Exercise task> Pull out every line containing the string "Output".

○ ○ ○

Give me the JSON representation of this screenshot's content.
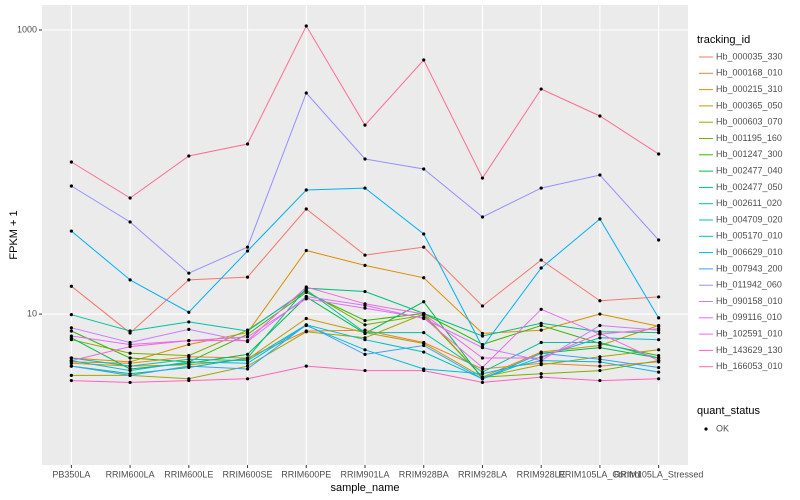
{
  "chart_data": {
    "type": "line",
    "x_label": "sample_name",
    "y_label": "FPKM + 1",
    "categories": [
      "PB350LA",
      "RRIM600LA",
      "RRIM600LE",
      "RRIM600SE",
      "RRIM600PE",
      "RRIM901LA",
      "RRIM928BA",
      "RRIM928LA",
      "RRIM928LE",
      "RRIM105LA_Control",
      "RRIM105LA_Stressed"
    ],
    "log_y": true,
    "grid": true,
    "ylim": [
      0.865,
      1500
    ],
    "yticks": [
      10,
      1000
    ],
    "legend_title": "tracking_id",
    "legend2_title": "quant_status",
    "legend2_entries": [
      "OK"
    ],
    "point_color": "#000000",
    "series": [
      {
        "name": "Hb_000035_330",
        "color": "#F8766D",
        "values": [
          15.7,
          7.35,
          17.4,
          18.2,
          54.9,
          26.0,
          29.6,
          11.4,
          24.0,
          12.4,
          13.2
        ]
      },
      {
        "name": "Hb_000168_010",
        "color": "#EA8331",
        "values": [
          4.6,
          4.5,
          5.0,
          4.9,
          7.6,
          7.7,
          6.3,
          4.1,
          4.5,
          4.3,
          4.6
        ]
      },
      {
        "name": "Hb_000215_310",
        "color": "#D89000",
        "values": [
          4.9,
          4.6,
          6.1,
          7.4,
          28,
          22,
          18,
          7.3,
          7.7,
          10,
          8.2
        ]
      },
      {
        "name": "Hb_000365_050",
        "color": "#C09B00",
        "values": [
          4.5,
          4.3,
          4.4,
          4.8,
          9.3,
          7.4,
          6.2,
          3.6,
          5.4,
          6.0,
          8.3
        ]
      },
      {
        "name": "Hb_000603_070",
        "color": "#A3A500",
        "values": [
          3.7,
          3.7,
          3.5,
          4.3,
          7.5,
          6.8,
          10,
          3.6,
          4.4,
          5.0,
          5.6
        ]
      },
      {
        "name": "Hb_001195_160",
        "color": "#7CAE00",
        "values": [
          6.6,
          5.3,
          5.1,
          7.7,
          14.5,
          8.4,
          9.8,
          3.6,
          3.8,
          4.0,
          4.7
        ]
      },
      {
        "name": "Hb_001247_300",
        "color": "#39B600",
        "values": [
          7.6,
          4.9,
          4.6,
          7.2,
          14.2,
          9.0,
          10.1,
          6.1,
          8.3,
          6.2,
          5.1
        ]
      },
      {
        "name": "Hb_002477_040",
        "color": "#00BB4E",
        "values": [
          6.8,
          4.1,
          4.5,
          5.2,
          13.2,
          7.3,
          12.2,
          3.5,
          5.3,
          5.8,
          4.9
        ]
      },
      {
        "name": "Hb_002477_050",
        "color": "#00BF7D",
        "values": [
          4.3,
          3.8,
          4.2,
          4.9,
          15.2,
          14.4,
          10.1,
          7.0,
          8.6,
          7.5,
          7.4
        ]
      },
      {
        "name": "Hb_002611_020",
        "color": "#00C1A3",
        "values": [
          9.9,
          7.6,
          8.8,
          7.6,
          14.8,
          7.4,
          7.4,
          3.9,
          6.3,
          6.3,
          4.9
        ]
      },
      {
        "name": "Hb_004709_020",
        "color": "#00BFC4",
        "values": [
          4.9,
          4.3,
          4.8,
          4.7,
          8.4,
          6.6,
          5.4,
          3.5,
          5.0,
          6.8,
          6.6
        ]
      },
      {
        "name": "Hb_005170_010",
        "color": "#00BAE0",
        "values": [
          4.7,
          4.0,
          4.6,
          4.5,
          8.3,
          5.6,
          4.1,
          3.8,
          4.7,
          4.6,
          3.9
        ]
      },
      {
        "name": "Hb_006629_010",
        "color": "#00B0F6",
        "values": [
          38.4,
          17.4,
          10.3,
          27.8,
          74.7,
          77.1,
          36.6,
          5.86,
          21.1,
          46.7,
          9.4
        ]
      },
      {
        "name": "Hb_007943_200",
        "color": "#35A2FF",
        "values": [
          4.3,
          3.7,
          4.3,
          4.1,
          8.4,
          5.2,
          6.0,
          3.5,
          5.3,
          4.8,
          4.2
        ]
      },
      {
        "name": "Hb_011942_060",
        "color": "#9590FF",
        "values": [
          79.7,
          44.5,
          19.4,
          29.6,
          360,
          123.5,
          105,
          48.2,
          77.1,
          95.3,
          33.2
        ]
      },
      {
        "name": "Hb_090158_010",
        "color": "#C77CFF",
        "values": [
          8.0,
          6.3,
          7.8,
          6.4,
          13.3,
          11.5,
          9.3,
          5.8,
          4.7,
          8.3,
          7.7
        ]
      },
      {
        "name": "Hb_099116_010",
        "color": "#E76BF3",
        "values": [
          7.0,
          6.1,
          6.5,
          6.9,
          12.8,
          11.0,
          9.4,
          4.2,
          10.8,
          7.2,
          7.9
        ]
      },
      {
        "name": "Hb_102591_010",
        "color": "#FA62DB",
        "values": [
          4.7,
          5.9,
          6.5,
          6.5,
          15.5,
          11.8,
          10.0,
          4.9,
          4.9,
          7.3,
          4.7
        ]
      },
      {
        "name": "Hb_143629_130",
        "color": "#FF62BC",
        "values": [
          3.4,
          3.3,
          3.4,
          3.5,
          4.3,
          4.0,
          4.0,
          3.3,
          3.6,
          3.4,
          3.5
        ]
      },
      {
        "name": "Hb_166053_010",
        "color": "#FF6C91",
        "values": [
          117.6,
          65.6,
          129.6,
          157.5,
          1067,
          214,
          615,
          90.7,
          384,
          248,
          134
        ]
      }
    ]
  }
}
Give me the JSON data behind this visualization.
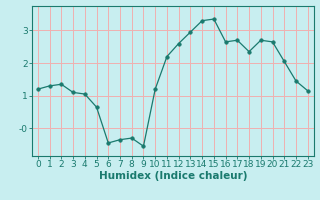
{
  "xlabel": "Humidex (Indice chaleur)",
  "x": [
    0,
    1,
    2,
    3,
    4,
    5,
    6,
    7,
    8,
    9,
    10,
    11,
    12,
    13,
    14,
    15,
    16,
    17,
    18,
    19,
    20,
    21,
    22,
    23
  ],
  "y": [
    1.2,
    1.3,
    1.35,
    1.1,
    1.05,
    0.65,
    -0.45,
    -0.35,
    -0.3,
    -0.55,
    1.2,
    2.2,
    2.6,
    2.95,
    3.3,
    3.35,
    2.65,
    2.7,
    2.35,
    2.7,
    2.65,
    2.05,
    1.45,
    1.15
  ],
  "line_color": "#1a7a6e",
  "marker_size": 2.5,
  "background_color": "#c8eef0",
  "grid_color": "#f0b0b0",
  "tick_color": "#1a7a6e",
  "label_color": "#1a7a6e",
  "ytick_labels": [
    "-0",
    "1",
    "2",
    "3"
  ],
  "ytick_vals": [
    0.0,
    1.0,
    2.0,
    3.0
  ],
  "xlim": [
    -0.5,
    23.5
  ],
  "ylim": [
    -0.85,
    3.75
  ],
  "xlabel_fontsize": 7.5,
  "tick_fontsize": 6.5
}
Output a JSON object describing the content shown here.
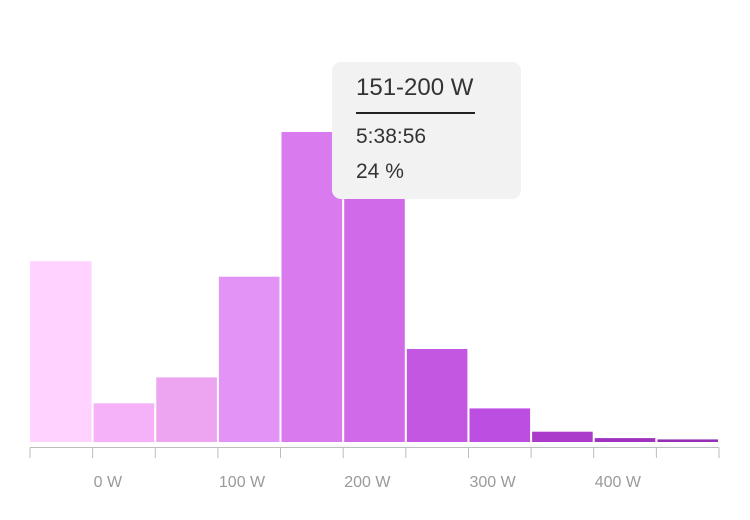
{
  "chart_data": {
    "type": "bar",
    "x_unit": "W",
    "bin_width": 50,
    "bins": [
      {
        "range": "< 0 W",
        "value": 14.0,
        "color": "#ffd2ff"
      },
      {
        "range": "0-50 W",
        "value": 3.0,
        "color": "#f5b2f8"
      },
      {
        "range": "51-100 W",
        "value": 5.0,
        "color": "#eda4f1"
      },
      {
        "range": "101-150 W",
        "value": 12.8,
        "color": "#e194f5"
      },
      {
        "range": "151-200 W",
        "value": 24.0,
        "color": "#d97bee"
      },
      {
        "range": "201-250 W",
        "value": 20.0,
        "color": "#d06ae9"
      },
      {
        "range": "251-300 W",
        "value": 7.2,
        "color": "#c457e1"
      },
      {
        "range": "301-350 W",
        "value": 2.6,
        "color": "#bd4ee2"
      },
      {
        "range": "351-400 W",
        "value": 0.8,
        "color": "#ab3bcb"
      },
      {
        "range": "401-450 W",
        "value": 0.3,
        "color": "#9f32bd"
      },
      {
        "range": "451-500 W",
        "value": 0.2,
        "color": "#962fb4"
      }
    ],
    "x_ticks": [
      {
        "value": 0,
        "label": "0 W"
      },
      {
        "value": 100,
        "label": "100 W"
      },
      {
        "value": 200,
        "label": "200 W"
      },
      {
        "value": 300,
        "label": "300 W"
      },
      {
        "value": 400,
        "label": "400 W"
      }
    ],
    "xlim": [
      -50,
      500
    ],
    "ylim": [
      0,
      24
    ],
    "grid": false,
    "legend": "none"
  },
  "tooltip": {
    "title": "151-200 W",
    "time": "5:38:56",
    "percent": "24 %"
  }
}
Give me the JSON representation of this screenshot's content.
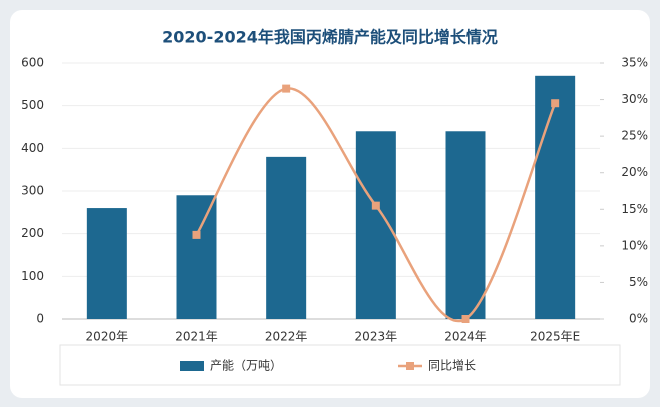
{
  "chart_data": {
    "type": "bar-line",
    "title": "2020-2024年我国丙烯腈产能及同比增长情况",
    "categories": [
      "2020年",
      "2021年",
      "2022年",
      "2023年",
      "2024年",
      "2025年E"
    ],
    "series": [
      {
        "name": "产能（万吨）",
        "type": "bar",
        "color": "#1d6890",
        "values": [
          260,
          290,
          380,
          440,
          440,
          570
        ]
      },
      {
        "name": "同比增长",
        "type": "line",
        "axis": "y2",
        "color": "#e9a27c",
        "values": [
          null,
          11.5,
          31.5,
          15.5,
          0,
          29.5
        ]
      }
    ],
    "ylim": [
      0,
      600
    ],
    "yticks": [
      0,
      100,
      200,
      300,
      400,
      500,
      600
    ],
    "y2lim": [
      0,
      35
    ],
    "y2ticks": [
      {
        "value": 0,
        "label": "0%"
      },
      {
        "value": 5,
        "label": "5%"
      },
      {
        "value": 10,
        "label": "10%"
      },
      {
        "value": 15,
        "label": "15%"
      },
      {
        "value": 20,
        "label": "20%"
      },
      {
        "value": 25,
        "label": "25%"
      },
      {
        "value": 30,
        "label": "30%"
      },
      {
        "value": 35,
        "label": "35%"
      }
    ],
    "grid": true,
    "legend": "bottom"
  }
}
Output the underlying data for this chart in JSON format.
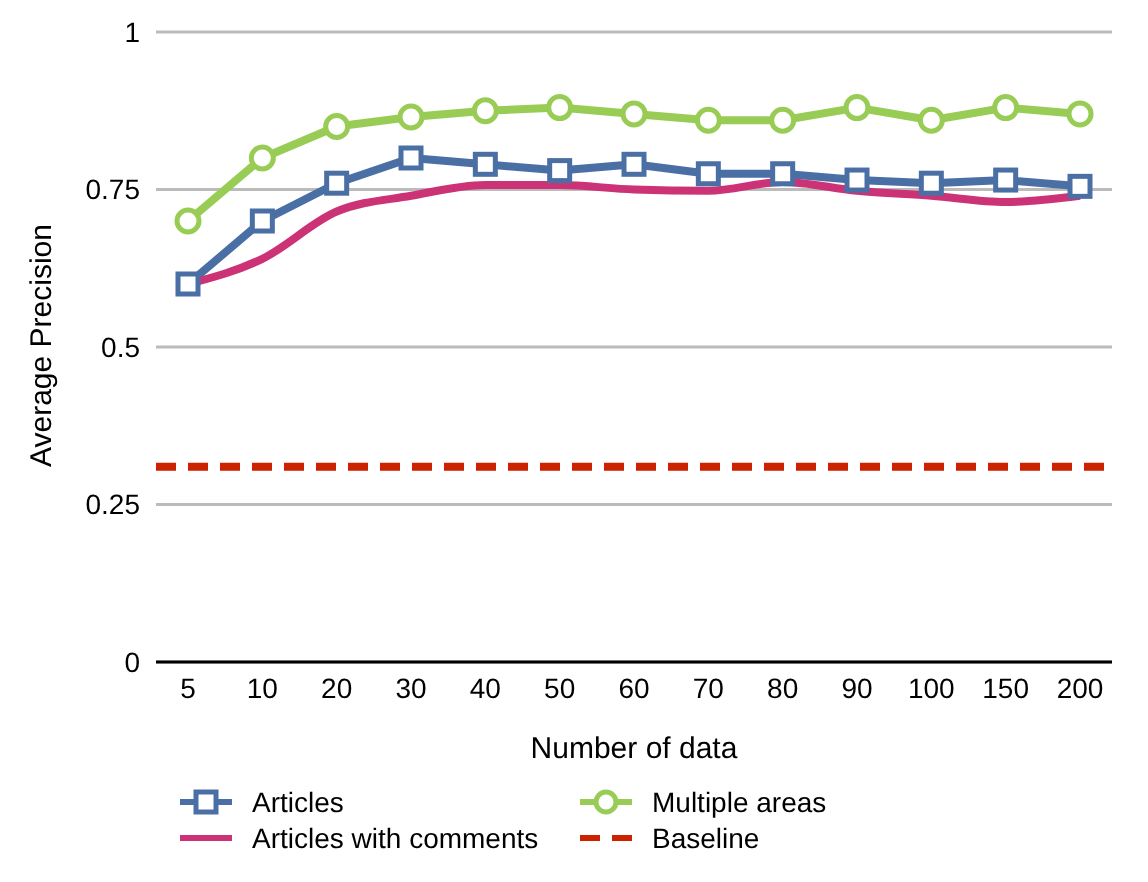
{
  "chart_data": {
    "type": "line",
    "xlabel": "Number of data",
    "ylabel": "Average Precision",
    "categories": [
      "5",
      "10",
      "20",
      "30",
      "40",
      "50",
      "60",
      "70",
      "80",
      "90",
      "100",
      "150",
      "200"
    ],
    "series": [
      {
        "name": "Articles",
        "color": "#4a6fa5",
        "marker": "square",
        "values": [
          0.6,
          0.7,
          0.76,
          0.8,
          0.79,
          0.78,
          0.79,
          0.775,
          0.775,
          0.765,
          0.76,
          0.765,
          0.755
        ]
      },
      {
        "name": "Articles with comments",
        "color": "#cc3377",
        "marker": "none",
        "values": [
          0.6,
          0.64,
          0.715,
          0.74,
          0.757,
          0.757,
          0.75,
          0.748,
          0.762,
          0.748,
          0.74,
          0.73,
          0.74
        ]
      },
      {
        "name": "Multiple areas",
        "color": "#99cc55",
        "marker": "circle",
        "values": [
          0.7,
          0.8,
          0.85,
          0.865,
          0.875,
          0.88,
          0.87,
          0.86,
          0.86,
          0.88,
          0.86,
          0.88,
          0.87
        ]
      }
    ],
    "ref_lines": [
      {
        "axis": "y",
        "value": 0.31,
        "label": "Baseline",
        "color": "#cc2200",
        "line_style": "dashed"
      }
    ],
    "ylim": [
      0,
      1
    ],
    "yticks": [
      0,
      0.25,
      0.5,
      0.75,
      1
    ],
    "grid": "y",
    "legend": "bottom"
  }
}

○ ○ ○

Response to this task>
Output a JSON object describing the content shown here.
Output the underlying data for this chart in JSON format.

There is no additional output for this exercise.